──────── SOURCE RECORDS
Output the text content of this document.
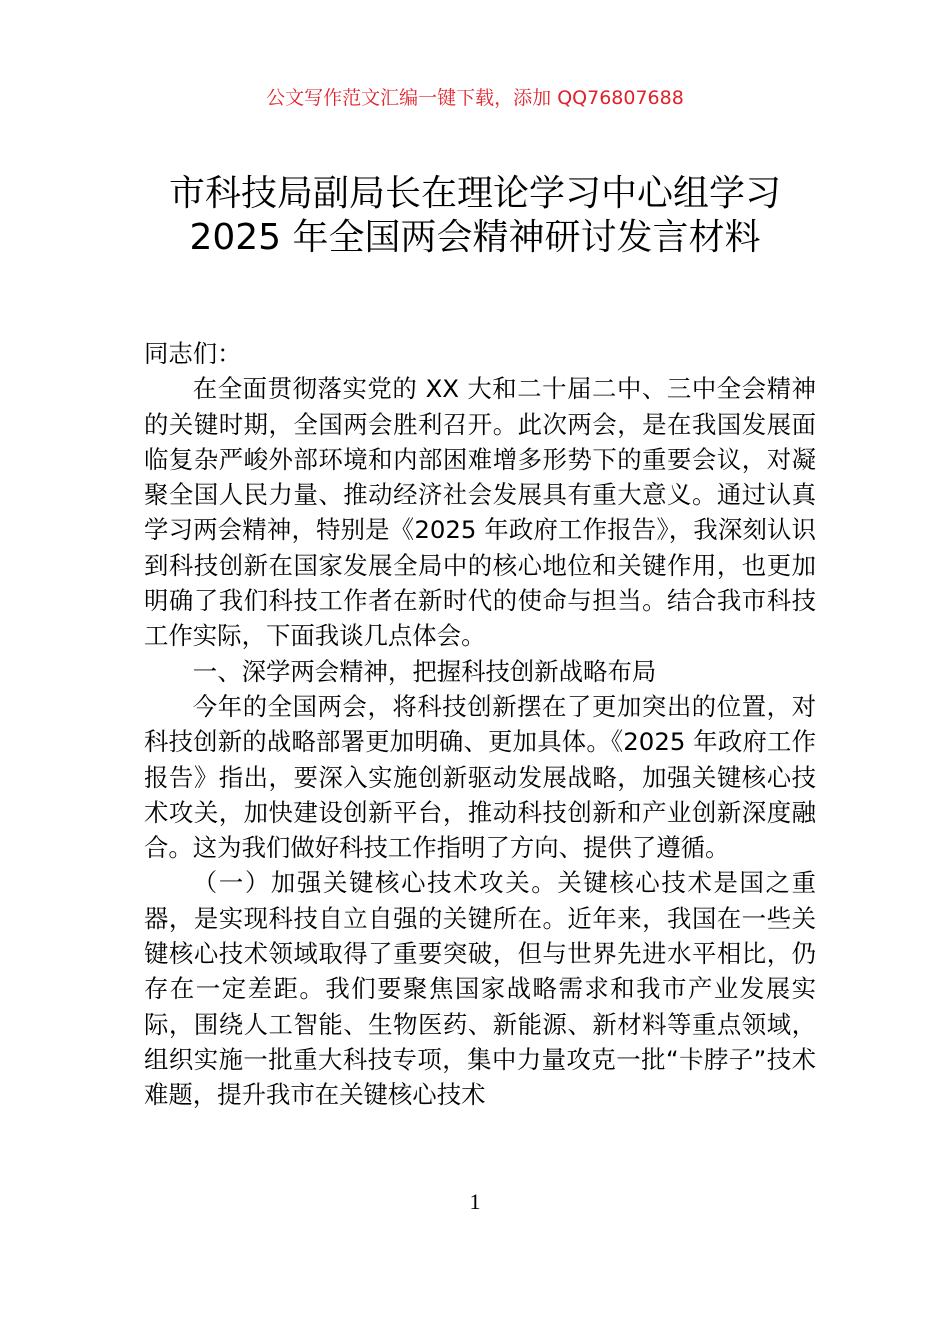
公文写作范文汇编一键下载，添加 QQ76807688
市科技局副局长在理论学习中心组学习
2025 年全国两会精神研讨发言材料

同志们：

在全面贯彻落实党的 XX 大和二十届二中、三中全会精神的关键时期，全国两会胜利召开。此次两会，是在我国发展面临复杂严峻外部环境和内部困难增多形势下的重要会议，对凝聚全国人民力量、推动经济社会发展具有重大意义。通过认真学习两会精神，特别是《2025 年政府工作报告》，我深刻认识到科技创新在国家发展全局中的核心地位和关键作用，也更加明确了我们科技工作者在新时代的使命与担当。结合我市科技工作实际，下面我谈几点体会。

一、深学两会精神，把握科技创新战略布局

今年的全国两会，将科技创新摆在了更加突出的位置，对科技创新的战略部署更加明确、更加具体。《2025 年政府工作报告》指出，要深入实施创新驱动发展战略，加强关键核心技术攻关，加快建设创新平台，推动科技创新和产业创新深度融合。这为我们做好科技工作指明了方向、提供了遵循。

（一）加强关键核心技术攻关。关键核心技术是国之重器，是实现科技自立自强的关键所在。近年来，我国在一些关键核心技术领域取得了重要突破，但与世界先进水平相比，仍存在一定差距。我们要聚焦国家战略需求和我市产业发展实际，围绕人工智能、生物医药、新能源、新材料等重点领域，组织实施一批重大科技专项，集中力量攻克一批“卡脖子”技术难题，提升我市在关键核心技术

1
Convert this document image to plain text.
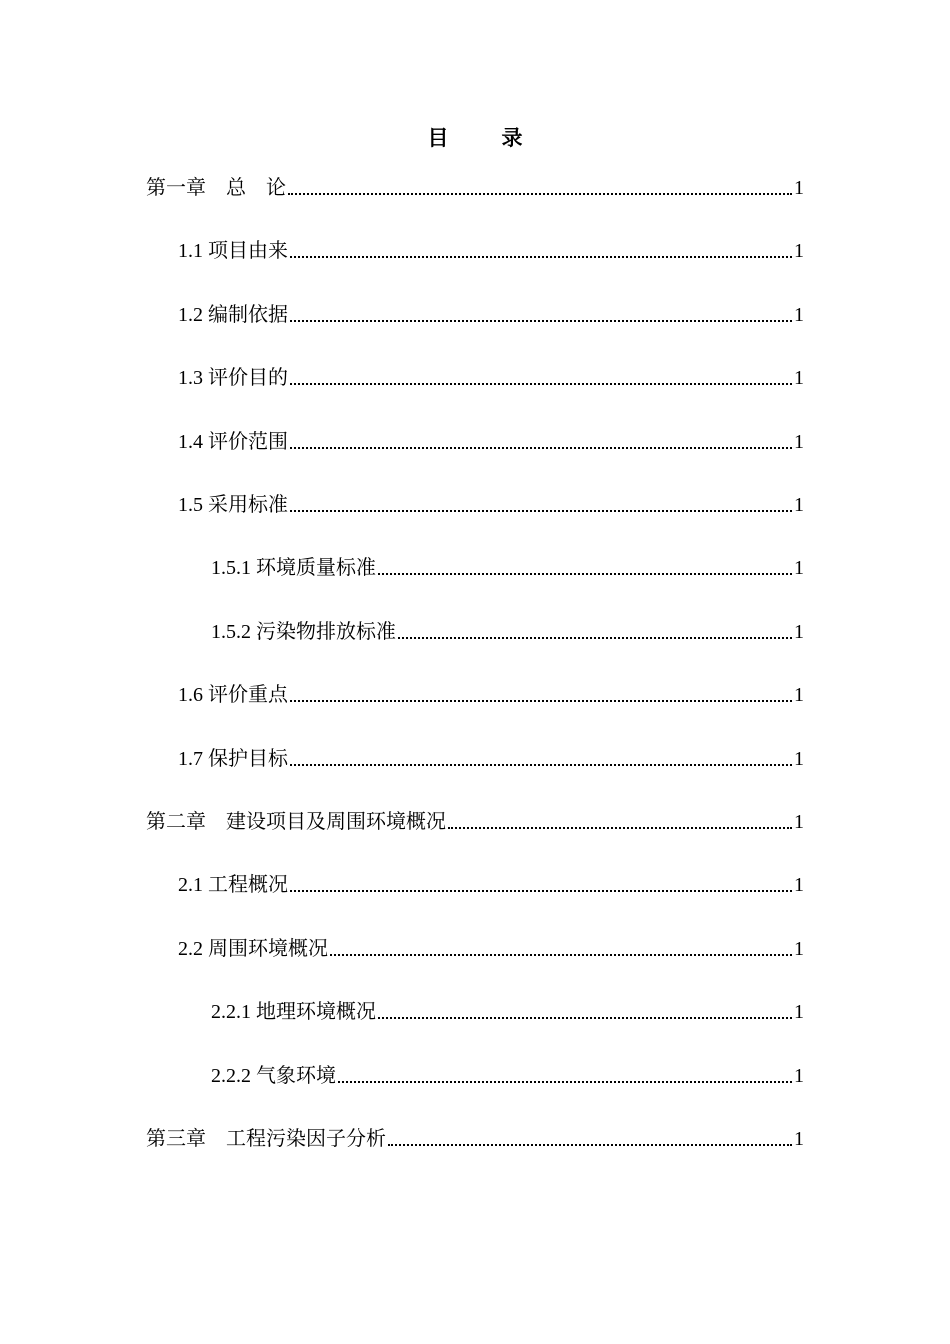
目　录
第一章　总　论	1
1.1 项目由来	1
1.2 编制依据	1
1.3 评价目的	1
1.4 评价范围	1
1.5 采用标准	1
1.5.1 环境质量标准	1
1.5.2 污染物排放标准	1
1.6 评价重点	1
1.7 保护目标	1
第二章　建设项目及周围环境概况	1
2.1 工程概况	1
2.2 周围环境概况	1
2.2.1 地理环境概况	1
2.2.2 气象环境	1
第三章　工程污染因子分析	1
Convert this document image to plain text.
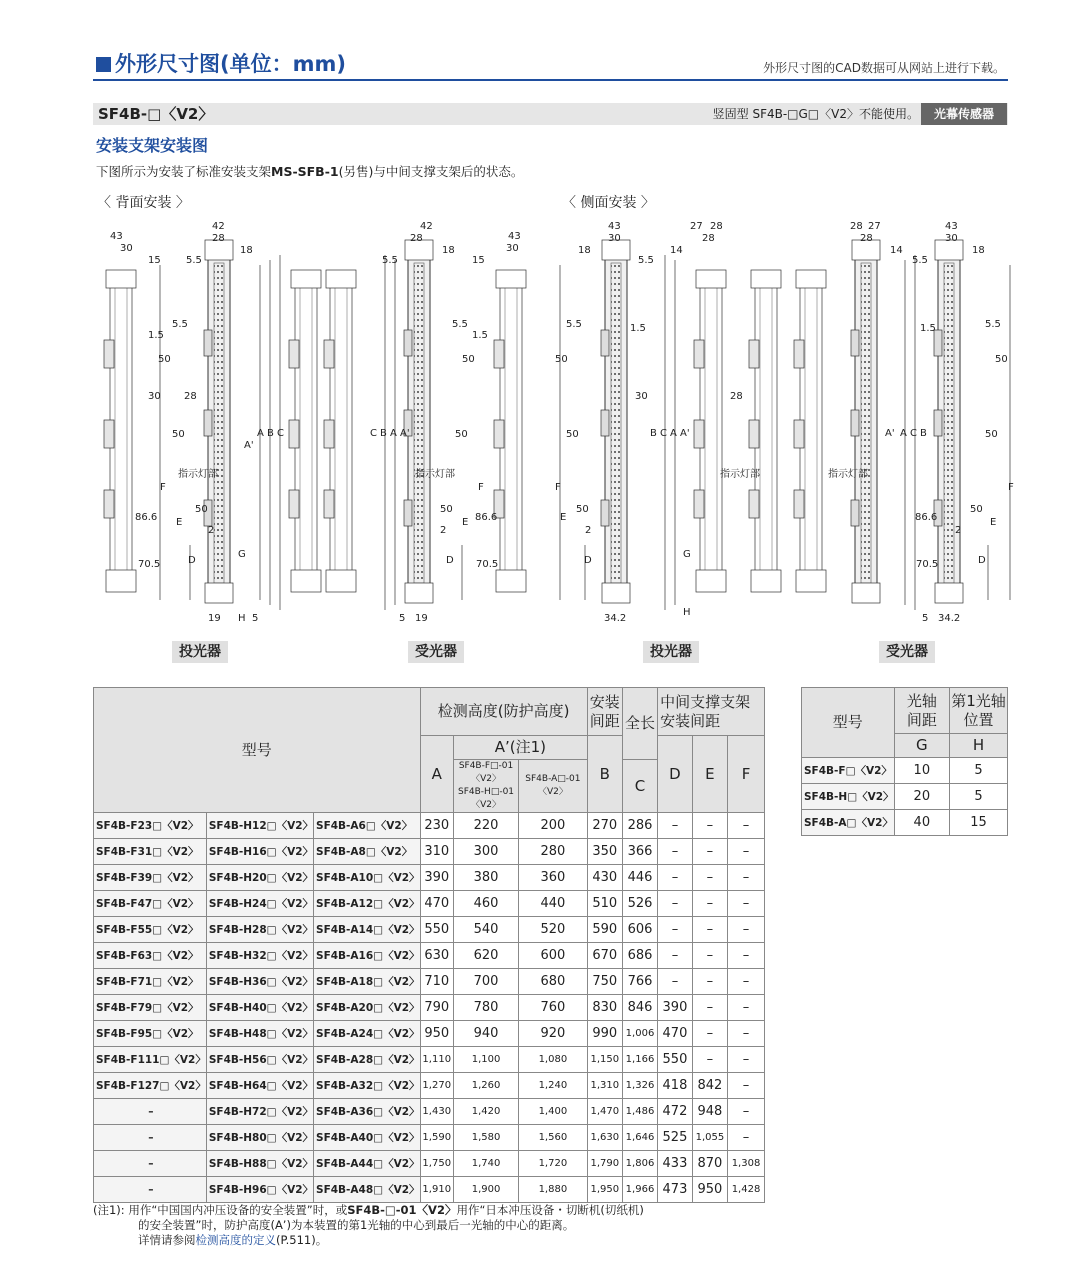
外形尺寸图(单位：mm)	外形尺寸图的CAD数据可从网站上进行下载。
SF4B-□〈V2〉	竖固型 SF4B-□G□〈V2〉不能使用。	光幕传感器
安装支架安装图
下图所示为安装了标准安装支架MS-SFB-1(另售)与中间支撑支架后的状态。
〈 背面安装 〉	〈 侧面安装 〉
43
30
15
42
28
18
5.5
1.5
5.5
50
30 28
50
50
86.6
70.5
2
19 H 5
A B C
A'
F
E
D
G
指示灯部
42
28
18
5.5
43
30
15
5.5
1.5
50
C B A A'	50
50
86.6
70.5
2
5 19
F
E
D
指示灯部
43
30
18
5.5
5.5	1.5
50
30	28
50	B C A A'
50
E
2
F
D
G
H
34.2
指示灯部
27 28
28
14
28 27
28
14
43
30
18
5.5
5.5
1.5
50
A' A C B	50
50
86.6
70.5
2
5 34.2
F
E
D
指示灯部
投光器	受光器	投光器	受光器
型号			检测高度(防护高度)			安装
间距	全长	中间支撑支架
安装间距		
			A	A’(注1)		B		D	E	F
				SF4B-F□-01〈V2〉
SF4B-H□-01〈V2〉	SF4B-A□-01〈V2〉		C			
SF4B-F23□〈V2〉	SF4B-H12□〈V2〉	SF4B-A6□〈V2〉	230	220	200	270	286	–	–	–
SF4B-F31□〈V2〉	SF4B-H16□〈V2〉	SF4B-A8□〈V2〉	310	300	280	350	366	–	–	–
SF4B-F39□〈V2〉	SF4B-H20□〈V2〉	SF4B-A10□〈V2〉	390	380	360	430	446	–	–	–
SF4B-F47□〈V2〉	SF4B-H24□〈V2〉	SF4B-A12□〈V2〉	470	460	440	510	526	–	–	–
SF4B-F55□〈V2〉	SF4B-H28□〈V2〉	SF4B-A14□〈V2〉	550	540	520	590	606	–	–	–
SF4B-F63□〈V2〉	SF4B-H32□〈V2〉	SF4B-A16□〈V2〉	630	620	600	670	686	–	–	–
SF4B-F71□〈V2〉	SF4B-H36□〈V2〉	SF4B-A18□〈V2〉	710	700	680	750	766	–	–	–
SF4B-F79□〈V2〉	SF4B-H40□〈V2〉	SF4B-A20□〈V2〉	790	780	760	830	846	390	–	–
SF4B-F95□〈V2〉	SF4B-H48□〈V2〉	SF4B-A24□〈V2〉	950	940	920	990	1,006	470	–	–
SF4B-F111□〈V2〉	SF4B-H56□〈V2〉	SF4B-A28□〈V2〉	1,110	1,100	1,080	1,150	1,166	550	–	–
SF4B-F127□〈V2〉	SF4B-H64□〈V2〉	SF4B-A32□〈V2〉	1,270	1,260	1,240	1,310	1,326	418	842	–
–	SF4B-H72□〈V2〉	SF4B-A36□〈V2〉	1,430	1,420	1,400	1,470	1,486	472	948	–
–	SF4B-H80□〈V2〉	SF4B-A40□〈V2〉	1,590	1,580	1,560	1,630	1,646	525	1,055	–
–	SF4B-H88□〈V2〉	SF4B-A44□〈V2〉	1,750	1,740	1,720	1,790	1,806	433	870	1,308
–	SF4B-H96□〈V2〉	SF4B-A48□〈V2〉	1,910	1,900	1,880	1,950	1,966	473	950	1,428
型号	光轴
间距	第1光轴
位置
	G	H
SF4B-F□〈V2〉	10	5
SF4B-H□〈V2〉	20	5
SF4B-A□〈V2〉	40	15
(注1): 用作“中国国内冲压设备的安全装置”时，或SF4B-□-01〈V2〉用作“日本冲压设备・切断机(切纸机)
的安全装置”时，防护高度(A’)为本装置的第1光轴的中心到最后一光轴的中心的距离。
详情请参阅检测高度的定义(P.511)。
────────────────
§ EXERCISE GOAL:
The data should be printed again unchanged; leave its pictures out.

§ RESULT OF THIS EXERCISE:
Output the text content of this document.
公文写作范文汇编一键下载，添加 QQ76807688
市科技局副局长在理论学习中心组学习
2025 年全国两会精神研讨发言材料

同志们：

在全面贯彻落实党的 XX 大和二十届二中、三中全会精神的关键时期，全国两会胜利召开。此次两会，是在我国发展面临复杂严峻外部环境和内部困难增多形势下的重要会议，对凝聚全国人民力量、推动经济社会发展具有重大意义。通过认真学习两会精神，特别是《2025 年政府工作报告》，我深刻认识到科技创新在国家发展全局中的核心地位和关键作用，也更加明确了我们科技工作者在新时代的使命与担当。结合我市科技工作实际，下面我谈几点体会。

一、深学两会精神，把握科技创新战略布局

今年的全国两会，将科技创新摆在了更加突出的位置，对科技创新的战略部署更加明确、更加具体。《2025 年政府工作报告》指出，要深入实施创新驱动发展战略，加强关键核心技术攻关，加快建设创新平台，推动科技创新和产业创新深度融合。这为我们做好科技工作指明了方向、提供了遵循。

（一）加强关键核心技术攻关。关键核心技术是国之重器，是实现科技自立自强的关键所在。近年来，我国在一些关键核心技术领域取得了重要突破，但与世界先进水平相比，仍存在一定差距。我们要聚焦国家战略需求和我市产业发展实际，围绕人工智能、生物医药、新能源、新材料等重点领域，组织实施一批重大科技专项，集中力量攻克一批“卡脖子”技术难题，提升我市在关键核心技术

1
Convert this document image to plain text.
目　录
第一章　总　论	1
1.1 项目由来	1
1.2 编制依据	1
1.3 评价目的	1
1.4 评价范围	1
1.5 采用标准	1
1.5.1 环境质量标准	1
1.5.2 污染物排放标准	1
1.6 评价重点	1
1.7 保护目标	1
第二章　建设项目及周围环境概况	1
2.1 工程概况	1
2.2 周围环境概况	1
2.2.1 地理环境概况	1
2.2.2 气象环境	1
第三章　工程污染因子分析	1
Convert this document image to plain text.
外形尺寸图(单位：mm)	外形尺寸图的CAD数据可从网站上进行下载。
SF4B-□〈V2〉	竖固型 SF4B-□G□〈V2〉不能使用。	光幕传感器
安装支架安装图
下图所示为安装了标准安装支架MS-SFB-1(另售)与中间支撑支架后的状态。
〈 背面安装 〉	〈 侧面安装 〉
43
30
15
42
28
18
5.5
1.5
5.5
50
30 28
50
50
86.6
70.5
2
19 H 5
A B C
A'
F
E
D
G
指示灯部
42
28
18
5.5
43
30
15
5.5
1.5
50
C B A A'	50
50
86.6
70.5
2
5 19
F
E
D
指示灯部
43
30
18
5.5
5.5	1.5
50
30	28
50	B C A A'
50
E
2
F
D
G
H
34.2
指示灯部
27 28
28
14
28 27
28
14
43
30
18
5.5
5.5
1.5
50
A' A C B	50
50
86.6
70.5
2
5 34.2
F
E
D
指示灯部
投光器	受光器	投光器	受光器
型号			检测高度(防护高度)			安装
间距	全长	中间支撑支架
安装间距		
			A	A’(注1)		B		D	E	F
				SF4B-F□-01〈V2〉
SF4B-H□-01〈V2〉	SF4B-A□-01〈V2〉		C			
SF4B-F23□〈V2〉	SF4B-H12□〈V2〉	SF4B-A6□〈V2〉	230	220	200	270	286	–	–	–
SF4B-F31□〈V2〉	SF4B-H16□〈V2〉	SF4B-A8□〈V2〉	310	300	280	350	366	–	–	–
SF4B-F39□〈V2〉	SF4B-H20□〈V2〉	SF4B-A10□〈V2〉	390	380	360	430	446	–	–	–
SF4B-F47□〈V2〉	SF4B-H24□〈V2〉	SF4B-A12□〈V2〉	470	460	440	510	526	–	–	–
SF4B-F55□〈V2〉	SF4B-H28□〈V2〉	SF4B-A14□〈V2〉	550	540	520	590	606	–	–	–
SF4B-F63□〈V2〉	SF4B-H32□〈V2〉	SF4B-A16□〈V2〉	630	620	600	670	686	–	–	–
SF4B-F71□〈V2〉	SF4B-H36□〈V2〉	SF4B-A18□〈V2〉	710	700	680	750	766	–	–	–
SF4B-F79□〈V2〉	SF4B-H40□〈V2〉	SF4B-A20□〈V2〉	790	780	760	830	846	390	–	–
SF4B-F95□〈V2〉	SF4B-H48□〈V2〉	SF4B-A24□〈V2〉	950	940	920	990	1,006	470	–	–
SF4B-F111□〈V2〉	SF4B-H56□〈V2〉	SF4B-A28□〈V2〉	1,110	1,100	1,080	1,150	1,166	550	–	–
SF4B-F127□〈V2〉	SF4B-H64□〈V2〉	SF4B-A32□〈V2〉	1,270	1,260	1,240	1,310	1,326	418	842	–
–	SF4B-H72□〈V2〉	SF4B-A36□〈V2〉	1,430	1,420	1,400	1,470	1,486	472	948	–
–	SF4B-H80□〈V2〉	SF4B-A40□〈V2〉	1,590	1,580	1,560	1,630	1,646	525	1,055	–
–	SF4B-H88□〈V2〉	SF4B-A44□〈V2〉	1,750	1,740	1,720	1,790	1,806	433	870	1,308
–	SF4B-H96□〈V2〉	SF4B-A48□〈V2〉	1,910	1,900	1,880	1,950	1,966	473	950	1,428
型号	光轴
间距	第1光轴
位置
	G	H
SF4B-F□〈V2〉	10	5
SF4B-H□〈V2〉	20	5
SF4B-A□〈V2〉	40	15
(注1): 用作“中国国内冲压设备的安全装置”时，或SF4B-□-01〈V2〉用作“日本冲压设备・切断机(切纸机)
的安全装置”时，防护高度(A’)为本装置的第1光轴的中心到最后一光轴的中心的距离。
详情请参阅检测高度的定义(P.511)。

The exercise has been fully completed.